### SET TASK
Compile every line that includes the word "systemu".

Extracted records
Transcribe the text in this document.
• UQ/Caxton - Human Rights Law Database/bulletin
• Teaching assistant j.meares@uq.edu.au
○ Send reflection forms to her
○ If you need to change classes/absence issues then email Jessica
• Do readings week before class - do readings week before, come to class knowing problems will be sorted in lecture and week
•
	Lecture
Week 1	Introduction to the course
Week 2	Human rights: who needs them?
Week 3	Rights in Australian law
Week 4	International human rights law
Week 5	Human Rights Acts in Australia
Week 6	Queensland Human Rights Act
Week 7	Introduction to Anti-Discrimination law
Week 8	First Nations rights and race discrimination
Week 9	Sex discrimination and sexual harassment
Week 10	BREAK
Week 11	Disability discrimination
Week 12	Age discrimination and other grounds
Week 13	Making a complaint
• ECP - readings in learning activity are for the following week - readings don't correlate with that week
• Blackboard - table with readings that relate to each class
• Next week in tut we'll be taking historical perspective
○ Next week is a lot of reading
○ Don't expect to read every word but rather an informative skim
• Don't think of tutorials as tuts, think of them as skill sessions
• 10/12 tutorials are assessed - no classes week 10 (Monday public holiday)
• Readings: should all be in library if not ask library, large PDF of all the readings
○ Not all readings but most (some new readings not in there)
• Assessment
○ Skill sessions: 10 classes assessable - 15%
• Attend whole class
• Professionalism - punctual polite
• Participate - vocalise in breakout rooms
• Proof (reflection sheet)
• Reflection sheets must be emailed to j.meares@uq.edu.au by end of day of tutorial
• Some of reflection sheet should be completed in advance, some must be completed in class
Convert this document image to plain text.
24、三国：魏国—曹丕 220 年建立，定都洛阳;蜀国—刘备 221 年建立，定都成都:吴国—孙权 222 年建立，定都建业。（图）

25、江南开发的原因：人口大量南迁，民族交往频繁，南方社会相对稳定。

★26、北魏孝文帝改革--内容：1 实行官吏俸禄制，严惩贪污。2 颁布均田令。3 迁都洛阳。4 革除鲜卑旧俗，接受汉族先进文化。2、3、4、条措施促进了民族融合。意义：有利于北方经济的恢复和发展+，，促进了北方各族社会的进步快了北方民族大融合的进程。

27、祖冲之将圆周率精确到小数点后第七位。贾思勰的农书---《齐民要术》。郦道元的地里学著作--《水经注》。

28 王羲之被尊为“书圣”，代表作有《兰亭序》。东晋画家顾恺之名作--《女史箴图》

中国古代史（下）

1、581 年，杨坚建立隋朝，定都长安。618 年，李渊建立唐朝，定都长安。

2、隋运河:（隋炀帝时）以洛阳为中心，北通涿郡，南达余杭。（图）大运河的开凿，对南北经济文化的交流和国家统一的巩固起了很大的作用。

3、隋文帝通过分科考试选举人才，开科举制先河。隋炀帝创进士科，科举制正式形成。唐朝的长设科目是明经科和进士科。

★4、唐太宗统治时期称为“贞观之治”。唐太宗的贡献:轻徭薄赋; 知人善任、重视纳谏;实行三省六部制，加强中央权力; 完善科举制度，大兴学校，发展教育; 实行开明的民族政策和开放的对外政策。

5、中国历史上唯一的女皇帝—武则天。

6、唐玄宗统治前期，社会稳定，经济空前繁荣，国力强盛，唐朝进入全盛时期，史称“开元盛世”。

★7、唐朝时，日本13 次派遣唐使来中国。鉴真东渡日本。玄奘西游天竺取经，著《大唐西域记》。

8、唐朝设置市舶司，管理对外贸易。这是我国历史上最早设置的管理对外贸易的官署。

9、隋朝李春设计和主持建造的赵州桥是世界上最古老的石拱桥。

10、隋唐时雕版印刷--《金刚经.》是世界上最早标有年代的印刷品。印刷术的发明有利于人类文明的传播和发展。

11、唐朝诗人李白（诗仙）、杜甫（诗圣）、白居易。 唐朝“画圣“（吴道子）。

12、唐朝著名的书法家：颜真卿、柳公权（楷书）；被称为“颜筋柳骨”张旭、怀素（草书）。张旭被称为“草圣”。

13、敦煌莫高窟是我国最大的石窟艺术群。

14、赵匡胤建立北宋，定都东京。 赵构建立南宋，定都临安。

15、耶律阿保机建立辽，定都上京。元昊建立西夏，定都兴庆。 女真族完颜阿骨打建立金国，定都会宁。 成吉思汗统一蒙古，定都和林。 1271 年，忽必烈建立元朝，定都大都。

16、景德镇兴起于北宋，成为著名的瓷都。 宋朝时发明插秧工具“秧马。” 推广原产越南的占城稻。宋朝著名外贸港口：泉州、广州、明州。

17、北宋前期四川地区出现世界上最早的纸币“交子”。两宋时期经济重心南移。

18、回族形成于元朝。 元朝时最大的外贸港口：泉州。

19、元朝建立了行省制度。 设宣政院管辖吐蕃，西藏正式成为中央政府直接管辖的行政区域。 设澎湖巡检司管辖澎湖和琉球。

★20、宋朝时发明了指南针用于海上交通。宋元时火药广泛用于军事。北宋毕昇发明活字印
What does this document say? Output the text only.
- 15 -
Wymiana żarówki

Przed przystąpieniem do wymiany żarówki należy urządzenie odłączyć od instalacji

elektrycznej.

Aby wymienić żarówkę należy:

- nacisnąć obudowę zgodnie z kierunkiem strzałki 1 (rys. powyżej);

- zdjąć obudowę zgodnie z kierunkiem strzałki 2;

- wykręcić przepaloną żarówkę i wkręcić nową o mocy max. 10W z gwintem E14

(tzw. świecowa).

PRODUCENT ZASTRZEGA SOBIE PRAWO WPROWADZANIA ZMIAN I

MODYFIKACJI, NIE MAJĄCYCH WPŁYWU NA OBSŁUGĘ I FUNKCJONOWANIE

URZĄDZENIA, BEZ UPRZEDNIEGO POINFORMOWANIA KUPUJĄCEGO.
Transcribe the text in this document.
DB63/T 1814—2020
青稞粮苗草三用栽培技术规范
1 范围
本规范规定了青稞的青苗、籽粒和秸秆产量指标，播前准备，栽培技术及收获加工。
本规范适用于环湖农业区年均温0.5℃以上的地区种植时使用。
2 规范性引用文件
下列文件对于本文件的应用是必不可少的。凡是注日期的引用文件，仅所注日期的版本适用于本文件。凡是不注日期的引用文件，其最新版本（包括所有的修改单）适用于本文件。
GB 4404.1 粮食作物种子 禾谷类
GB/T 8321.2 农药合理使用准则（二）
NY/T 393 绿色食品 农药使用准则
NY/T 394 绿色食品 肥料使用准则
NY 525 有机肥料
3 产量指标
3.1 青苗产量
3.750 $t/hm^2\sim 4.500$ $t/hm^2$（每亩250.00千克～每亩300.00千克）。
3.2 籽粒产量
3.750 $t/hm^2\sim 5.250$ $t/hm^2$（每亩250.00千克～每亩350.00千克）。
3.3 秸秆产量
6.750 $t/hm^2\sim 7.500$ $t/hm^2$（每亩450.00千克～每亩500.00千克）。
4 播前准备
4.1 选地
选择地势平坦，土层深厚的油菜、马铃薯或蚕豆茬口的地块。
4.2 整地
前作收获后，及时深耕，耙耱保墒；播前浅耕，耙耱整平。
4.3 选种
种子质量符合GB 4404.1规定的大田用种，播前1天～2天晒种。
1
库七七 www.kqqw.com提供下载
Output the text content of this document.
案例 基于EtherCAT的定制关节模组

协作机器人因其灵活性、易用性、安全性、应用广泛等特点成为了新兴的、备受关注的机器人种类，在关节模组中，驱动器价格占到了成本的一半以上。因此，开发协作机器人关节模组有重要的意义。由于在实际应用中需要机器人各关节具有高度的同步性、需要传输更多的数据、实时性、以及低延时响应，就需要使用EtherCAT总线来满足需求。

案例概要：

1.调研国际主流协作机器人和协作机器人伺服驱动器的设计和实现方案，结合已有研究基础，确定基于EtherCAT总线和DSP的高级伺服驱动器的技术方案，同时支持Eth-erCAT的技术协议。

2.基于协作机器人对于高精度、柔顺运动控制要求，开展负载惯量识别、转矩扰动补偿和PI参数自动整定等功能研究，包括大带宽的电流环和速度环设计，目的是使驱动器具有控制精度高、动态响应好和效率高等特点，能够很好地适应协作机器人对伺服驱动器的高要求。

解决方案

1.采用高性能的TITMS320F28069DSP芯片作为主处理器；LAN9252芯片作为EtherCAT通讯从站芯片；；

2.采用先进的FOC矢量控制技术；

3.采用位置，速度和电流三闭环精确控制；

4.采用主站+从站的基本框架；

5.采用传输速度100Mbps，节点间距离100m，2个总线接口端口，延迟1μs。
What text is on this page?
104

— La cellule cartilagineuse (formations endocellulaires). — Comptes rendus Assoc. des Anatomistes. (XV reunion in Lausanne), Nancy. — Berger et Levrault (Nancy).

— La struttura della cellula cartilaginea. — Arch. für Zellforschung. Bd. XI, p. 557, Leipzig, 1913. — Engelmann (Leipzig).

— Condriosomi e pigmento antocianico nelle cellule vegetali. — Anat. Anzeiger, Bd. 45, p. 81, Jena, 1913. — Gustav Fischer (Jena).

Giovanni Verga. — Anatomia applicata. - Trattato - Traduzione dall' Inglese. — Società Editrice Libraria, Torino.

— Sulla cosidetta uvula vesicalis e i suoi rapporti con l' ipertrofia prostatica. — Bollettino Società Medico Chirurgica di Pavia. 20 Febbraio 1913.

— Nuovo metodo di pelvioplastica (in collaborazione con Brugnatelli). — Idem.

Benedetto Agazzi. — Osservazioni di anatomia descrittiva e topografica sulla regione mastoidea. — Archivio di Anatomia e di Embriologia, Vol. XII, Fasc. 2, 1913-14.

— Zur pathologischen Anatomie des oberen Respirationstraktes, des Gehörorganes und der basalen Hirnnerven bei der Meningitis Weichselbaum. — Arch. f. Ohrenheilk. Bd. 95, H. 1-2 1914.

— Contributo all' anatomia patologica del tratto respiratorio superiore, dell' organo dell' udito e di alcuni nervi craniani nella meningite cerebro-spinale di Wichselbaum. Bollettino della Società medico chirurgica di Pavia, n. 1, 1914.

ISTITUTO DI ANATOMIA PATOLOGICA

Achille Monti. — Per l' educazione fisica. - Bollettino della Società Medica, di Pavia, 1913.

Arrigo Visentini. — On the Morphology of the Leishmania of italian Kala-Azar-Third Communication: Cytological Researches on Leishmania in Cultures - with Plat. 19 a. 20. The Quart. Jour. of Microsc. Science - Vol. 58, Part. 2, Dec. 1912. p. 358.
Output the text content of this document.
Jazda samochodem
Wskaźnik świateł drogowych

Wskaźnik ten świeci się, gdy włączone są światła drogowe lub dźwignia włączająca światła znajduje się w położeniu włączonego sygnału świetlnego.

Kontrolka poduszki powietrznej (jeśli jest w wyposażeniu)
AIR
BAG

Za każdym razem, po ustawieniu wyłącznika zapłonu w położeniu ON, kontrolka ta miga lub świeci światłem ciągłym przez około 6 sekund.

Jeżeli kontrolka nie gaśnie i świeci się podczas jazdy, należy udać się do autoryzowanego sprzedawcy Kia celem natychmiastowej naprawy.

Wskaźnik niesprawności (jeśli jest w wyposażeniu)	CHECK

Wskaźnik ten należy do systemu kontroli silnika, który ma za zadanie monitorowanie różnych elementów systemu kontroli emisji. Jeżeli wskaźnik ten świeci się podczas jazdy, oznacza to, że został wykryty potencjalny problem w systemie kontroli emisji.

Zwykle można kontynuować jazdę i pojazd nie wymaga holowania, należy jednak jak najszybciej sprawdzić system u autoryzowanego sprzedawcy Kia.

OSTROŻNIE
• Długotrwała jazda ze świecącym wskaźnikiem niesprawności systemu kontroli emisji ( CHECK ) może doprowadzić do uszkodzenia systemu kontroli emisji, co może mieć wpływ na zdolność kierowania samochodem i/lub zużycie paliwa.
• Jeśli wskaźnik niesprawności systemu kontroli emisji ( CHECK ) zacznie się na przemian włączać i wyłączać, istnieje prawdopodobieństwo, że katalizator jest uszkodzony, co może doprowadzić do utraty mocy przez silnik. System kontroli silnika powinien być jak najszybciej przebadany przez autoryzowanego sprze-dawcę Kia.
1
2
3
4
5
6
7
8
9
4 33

### ANSWER TO THIS TASK
Wskaźnik ten należy do systemu kontroli silnika, który ma za zadanie monitorowanie różnych elementów systemu kontroli emisji. Jeżeli wskaźnik ten świeci się podczas jazdy, oznacza to, że został wykryty potencjalny problem w systemie kontroli emisji.
• Długotrwała jazda ze świecącym wskaźnikiem niesprawności systemu kontroli emisji ( CHECK ) może doprowadzić do uszkodzenia systemu kontroli emisji, co może mieć wpływ na zdolność kierowania samochodem i/lub zużycie paliwa.
• Jeśli wskaźnik niesprawności systemu kontroli emisji ( CHECK ) zacznie się na przemian włączać i wyłączać, istnieje prawdopodobieństwo, że katalizator jest uszkodzony, co może doprowadzić do utraty mocy przez silnik. System kontroli silnika powinien być jak najszybciej przebadany przez autoryzowanego sprze-dawcę Kia.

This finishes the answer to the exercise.